| GIVEN REQUEST |
Look through the data and write out every line with the word "true" in it.

| THE INPUT |
## start

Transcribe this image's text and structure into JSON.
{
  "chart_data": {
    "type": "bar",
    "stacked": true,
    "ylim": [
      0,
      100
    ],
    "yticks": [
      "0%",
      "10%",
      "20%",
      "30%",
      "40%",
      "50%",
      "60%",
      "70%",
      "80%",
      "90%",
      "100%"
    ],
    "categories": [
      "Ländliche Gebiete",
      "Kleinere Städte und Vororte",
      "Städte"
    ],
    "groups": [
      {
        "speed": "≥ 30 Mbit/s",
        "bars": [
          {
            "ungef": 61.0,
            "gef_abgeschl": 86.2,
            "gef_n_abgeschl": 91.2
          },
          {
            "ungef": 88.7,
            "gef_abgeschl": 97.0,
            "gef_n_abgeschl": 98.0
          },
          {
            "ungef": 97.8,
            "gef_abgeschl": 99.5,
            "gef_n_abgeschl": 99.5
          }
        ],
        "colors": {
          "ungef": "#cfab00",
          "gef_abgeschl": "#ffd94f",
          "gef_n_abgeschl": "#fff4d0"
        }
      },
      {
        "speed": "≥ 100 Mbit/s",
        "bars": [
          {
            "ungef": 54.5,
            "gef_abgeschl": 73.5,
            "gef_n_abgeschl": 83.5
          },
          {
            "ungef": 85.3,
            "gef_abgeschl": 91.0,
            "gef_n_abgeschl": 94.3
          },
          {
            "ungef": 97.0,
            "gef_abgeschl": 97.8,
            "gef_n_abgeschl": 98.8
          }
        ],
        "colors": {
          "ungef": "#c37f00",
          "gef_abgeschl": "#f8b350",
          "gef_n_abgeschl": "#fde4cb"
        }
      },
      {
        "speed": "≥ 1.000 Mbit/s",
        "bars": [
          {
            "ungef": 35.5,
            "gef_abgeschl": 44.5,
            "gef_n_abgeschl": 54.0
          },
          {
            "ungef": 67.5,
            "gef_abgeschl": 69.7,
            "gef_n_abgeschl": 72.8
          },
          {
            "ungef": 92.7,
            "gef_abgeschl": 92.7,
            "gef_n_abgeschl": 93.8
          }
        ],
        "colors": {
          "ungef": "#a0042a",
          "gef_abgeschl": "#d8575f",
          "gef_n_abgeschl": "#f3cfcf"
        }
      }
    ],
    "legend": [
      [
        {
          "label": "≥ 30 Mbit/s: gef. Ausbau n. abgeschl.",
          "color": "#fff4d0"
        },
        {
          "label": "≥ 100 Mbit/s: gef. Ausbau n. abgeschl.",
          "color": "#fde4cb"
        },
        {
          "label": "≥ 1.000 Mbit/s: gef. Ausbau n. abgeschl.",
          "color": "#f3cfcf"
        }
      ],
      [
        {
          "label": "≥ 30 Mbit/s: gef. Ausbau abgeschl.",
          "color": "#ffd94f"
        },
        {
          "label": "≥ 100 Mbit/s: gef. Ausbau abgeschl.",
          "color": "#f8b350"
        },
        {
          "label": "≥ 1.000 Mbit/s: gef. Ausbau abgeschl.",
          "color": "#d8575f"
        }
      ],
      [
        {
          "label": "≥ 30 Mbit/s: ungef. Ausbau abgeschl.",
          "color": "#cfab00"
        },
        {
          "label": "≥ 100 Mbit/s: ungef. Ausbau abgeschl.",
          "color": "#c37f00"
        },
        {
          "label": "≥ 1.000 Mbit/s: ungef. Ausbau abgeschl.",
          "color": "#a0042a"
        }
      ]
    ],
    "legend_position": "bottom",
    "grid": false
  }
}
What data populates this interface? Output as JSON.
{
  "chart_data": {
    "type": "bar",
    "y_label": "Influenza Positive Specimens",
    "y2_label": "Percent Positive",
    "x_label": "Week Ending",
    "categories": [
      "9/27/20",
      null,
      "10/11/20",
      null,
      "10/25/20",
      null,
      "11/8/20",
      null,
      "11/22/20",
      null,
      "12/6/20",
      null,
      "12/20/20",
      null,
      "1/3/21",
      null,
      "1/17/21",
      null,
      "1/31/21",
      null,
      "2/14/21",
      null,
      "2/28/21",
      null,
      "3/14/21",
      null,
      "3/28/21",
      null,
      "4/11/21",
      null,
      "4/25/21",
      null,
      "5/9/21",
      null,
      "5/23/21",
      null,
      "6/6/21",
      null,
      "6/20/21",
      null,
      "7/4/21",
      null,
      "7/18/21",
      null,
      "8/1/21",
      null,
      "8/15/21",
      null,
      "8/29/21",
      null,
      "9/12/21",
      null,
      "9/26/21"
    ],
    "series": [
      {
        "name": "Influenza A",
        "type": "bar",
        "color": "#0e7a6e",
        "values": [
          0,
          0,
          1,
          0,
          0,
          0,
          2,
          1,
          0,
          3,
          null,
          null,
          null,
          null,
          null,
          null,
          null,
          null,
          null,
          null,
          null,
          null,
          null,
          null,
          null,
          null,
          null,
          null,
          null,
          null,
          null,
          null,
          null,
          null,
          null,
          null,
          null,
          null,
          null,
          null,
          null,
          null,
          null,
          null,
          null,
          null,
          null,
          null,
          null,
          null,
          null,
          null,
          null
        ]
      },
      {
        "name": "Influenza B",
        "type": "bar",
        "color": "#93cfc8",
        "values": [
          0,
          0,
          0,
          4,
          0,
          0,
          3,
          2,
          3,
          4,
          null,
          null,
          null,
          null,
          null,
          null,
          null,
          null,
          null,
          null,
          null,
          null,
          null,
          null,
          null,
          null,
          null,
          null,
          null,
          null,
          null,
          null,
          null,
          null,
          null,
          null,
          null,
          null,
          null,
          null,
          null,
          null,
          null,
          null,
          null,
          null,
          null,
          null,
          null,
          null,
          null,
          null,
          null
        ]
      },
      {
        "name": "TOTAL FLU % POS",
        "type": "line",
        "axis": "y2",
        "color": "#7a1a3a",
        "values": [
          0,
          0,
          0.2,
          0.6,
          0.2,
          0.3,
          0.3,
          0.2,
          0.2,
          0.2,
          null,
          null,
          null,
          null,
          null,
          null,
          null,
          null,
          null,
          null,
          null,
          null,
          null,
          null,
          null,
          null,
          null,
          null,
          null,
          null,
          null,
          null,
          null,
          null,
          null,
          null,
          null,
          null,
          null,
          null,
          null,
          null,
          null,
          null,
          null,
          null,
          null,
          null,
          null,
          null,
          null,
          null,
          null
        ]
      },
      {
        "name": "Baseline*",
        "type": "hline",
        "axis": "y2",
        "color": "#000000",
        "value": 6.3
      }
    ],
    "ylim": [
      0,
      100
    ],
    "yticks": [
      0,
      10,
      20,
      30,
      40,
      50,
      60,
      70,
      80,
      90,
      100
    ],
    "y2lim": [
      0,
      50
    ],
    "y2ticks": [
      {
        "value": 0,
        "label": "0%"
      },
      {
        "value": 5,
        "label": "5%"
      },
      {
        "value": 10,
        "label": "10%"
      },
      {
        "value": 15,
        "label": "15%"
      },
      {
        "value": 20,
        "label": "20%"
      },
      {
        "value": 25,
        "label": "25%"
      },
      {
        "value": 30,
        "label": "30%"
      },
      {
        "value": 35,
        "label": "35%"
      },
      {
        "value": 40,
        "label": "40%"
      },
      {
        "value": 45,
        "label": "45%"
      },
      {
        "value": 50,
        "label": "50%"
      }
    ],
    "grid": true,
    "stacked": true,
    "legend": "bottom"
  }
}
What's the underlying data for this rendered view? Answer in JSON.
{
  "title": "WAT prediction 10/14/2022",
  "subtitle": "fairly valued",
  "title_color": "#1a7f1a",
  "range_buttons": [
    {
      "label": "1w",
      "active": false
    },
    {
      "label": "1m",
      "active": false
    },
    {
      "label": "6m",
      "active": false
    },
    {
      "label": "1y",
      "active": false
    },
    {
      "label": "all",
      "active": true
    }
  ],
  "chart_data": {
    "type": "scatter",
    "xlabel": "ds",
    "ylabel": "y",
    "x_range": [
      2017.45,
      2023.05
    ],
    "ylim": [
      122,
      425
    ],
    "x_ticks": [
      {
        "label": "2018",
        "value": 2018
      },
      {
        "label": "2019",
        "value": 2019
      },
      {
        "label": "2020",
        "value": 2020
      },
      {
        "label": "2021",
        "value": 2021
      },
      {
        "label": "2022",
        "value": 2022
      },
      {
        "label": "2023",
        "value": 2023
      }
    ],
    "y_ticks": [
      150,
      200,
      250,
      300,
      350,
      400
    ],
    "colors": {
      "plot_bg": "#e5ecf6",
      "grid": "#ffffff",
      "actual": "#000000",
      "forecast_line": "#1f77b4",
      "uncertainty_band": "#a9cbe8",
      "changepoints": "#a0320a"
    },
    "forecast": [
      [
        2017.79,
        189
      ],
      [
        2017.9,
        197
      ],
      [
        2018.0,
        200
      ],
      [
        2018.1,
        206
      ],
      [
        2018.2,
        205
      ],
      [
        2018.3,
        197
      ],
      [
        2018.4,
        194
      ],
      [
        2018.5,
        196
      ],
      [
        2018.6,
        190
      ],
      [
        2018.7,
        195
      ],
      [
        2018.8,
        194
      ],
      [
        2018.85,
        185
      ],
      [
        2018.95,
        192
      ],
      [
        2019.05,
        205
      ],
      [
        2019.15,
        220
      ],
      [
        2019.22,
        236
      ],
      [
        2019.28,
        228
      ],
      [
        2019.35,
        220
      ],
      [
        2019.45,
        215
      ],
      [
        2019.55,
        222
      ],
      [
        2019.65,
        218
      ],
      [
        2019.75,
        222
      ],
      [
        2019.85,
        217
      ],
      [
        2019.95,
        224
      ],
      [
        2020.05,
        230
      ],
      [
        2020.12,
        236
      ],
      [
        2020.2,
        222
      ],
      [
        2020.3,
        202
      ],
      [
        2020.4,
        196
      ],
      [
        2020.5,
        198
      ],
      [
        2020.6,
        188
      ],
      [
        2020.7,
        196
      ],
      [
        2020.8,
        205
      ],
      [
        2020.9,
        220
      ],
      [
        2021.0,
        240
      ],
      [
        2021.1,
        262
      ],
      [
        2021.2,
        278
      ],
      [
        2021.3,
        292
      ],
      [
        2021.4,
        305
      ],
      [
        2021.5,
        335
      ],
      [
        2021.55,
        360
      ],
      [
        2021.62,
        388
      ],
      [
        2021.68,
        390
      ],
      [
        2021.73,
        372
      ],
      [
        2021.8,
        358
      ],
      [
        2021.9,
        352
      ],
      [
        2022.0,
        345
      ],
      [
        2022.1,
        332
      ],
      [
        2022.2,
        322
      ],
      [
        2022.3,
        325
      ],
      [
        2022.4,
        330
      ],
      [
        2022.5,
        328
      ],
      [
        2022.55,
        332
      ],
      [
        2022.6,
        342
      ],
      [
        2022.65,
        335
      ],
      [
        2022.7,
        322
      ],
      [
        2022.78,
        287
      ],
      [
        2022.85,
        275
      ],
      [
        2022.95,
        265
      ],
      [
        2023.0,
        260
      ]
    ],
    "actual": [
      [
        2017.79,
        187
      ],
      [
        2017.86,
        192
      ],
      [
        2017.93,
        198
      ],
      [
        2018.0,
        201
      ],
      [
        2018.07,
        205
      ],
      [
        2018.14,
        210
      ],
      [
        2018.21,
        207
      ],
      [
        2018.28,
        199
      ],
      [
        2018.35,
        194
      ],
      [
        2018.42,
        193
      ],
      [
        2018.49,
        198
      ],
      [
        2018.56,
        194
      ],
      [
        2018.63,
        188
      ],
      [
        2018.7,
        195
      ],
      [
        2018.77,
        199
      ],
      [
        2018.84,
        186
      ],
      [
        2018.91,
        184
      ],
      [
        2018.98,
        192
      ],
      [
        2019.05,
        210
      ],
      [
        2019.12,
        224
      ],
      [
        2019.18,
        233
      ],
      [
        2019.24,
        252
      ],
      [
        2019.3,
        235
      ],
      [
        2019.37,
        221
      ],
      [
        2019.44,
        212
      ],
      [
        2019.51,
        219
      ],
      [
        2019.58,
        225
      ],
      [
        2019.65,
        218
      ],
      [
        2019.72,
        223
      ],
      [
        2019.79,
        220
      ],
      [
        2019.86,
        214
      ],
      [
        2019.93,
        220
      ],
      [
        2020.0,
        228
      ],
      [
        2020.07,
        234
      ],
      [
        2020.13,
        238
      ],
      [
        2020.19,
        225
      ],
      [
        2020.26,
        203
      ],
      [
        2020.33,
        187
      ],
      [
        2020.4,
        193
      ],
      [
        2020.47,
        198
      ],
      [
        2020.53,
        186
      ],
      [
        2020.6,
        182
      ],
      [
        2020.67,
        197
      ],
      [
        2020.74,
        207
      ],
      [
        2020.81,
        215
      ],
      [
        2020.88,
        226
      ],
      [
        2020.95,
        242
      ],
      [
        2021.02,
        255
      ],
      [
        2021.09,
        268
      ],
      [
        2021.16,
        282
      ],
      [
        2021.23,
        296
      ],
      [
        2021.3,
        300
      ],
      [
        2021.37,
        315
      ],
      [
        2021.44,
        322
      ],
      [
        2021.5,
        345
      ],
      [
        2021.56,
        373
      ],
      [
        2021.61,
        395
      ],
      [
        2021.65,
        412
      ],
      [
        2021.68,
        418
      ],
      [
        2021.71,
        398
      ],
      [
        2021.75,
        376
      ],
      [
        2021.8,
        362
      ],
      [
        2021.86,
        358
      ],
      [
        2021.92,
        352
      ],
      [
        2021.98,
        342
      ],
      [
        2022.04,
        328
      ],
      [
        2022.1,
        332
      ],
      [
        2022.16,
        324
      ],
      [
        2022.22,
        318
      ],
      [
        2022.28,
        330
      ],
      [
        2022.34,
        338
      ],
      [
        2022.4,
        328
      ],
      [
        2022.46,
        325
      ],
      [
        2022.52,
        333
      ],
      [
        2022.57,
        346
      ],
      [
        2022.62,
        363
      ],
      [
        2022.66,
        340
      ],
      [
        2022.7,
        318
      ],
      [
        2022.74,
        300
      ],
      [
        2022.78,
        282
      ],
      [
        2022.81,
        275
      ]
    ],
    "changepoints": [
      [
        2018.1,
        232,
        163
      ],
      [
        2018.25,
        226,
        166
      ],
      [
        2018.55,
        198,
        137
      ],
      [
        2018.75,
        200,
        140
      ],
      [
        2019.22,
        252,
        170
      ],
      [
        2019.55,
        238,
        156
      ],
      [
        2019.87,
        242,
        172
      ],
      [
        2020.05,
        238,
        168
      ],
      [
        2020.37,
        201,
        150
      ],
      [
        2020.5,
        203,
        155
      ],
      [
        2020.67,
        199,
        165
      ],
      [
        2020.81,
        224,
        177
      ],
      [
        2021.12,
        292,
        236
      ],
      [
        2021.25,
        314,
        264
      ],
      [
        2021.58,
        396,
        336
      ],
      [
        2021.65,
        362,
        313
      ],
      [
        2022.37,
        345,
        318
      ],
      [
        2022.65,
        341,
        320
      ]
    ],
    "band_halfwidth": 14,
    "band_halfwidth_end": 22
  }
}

## end

| TASK RESULT |
    "stacked": true,
    "grid": true,
    "stacked": true,
      "active": true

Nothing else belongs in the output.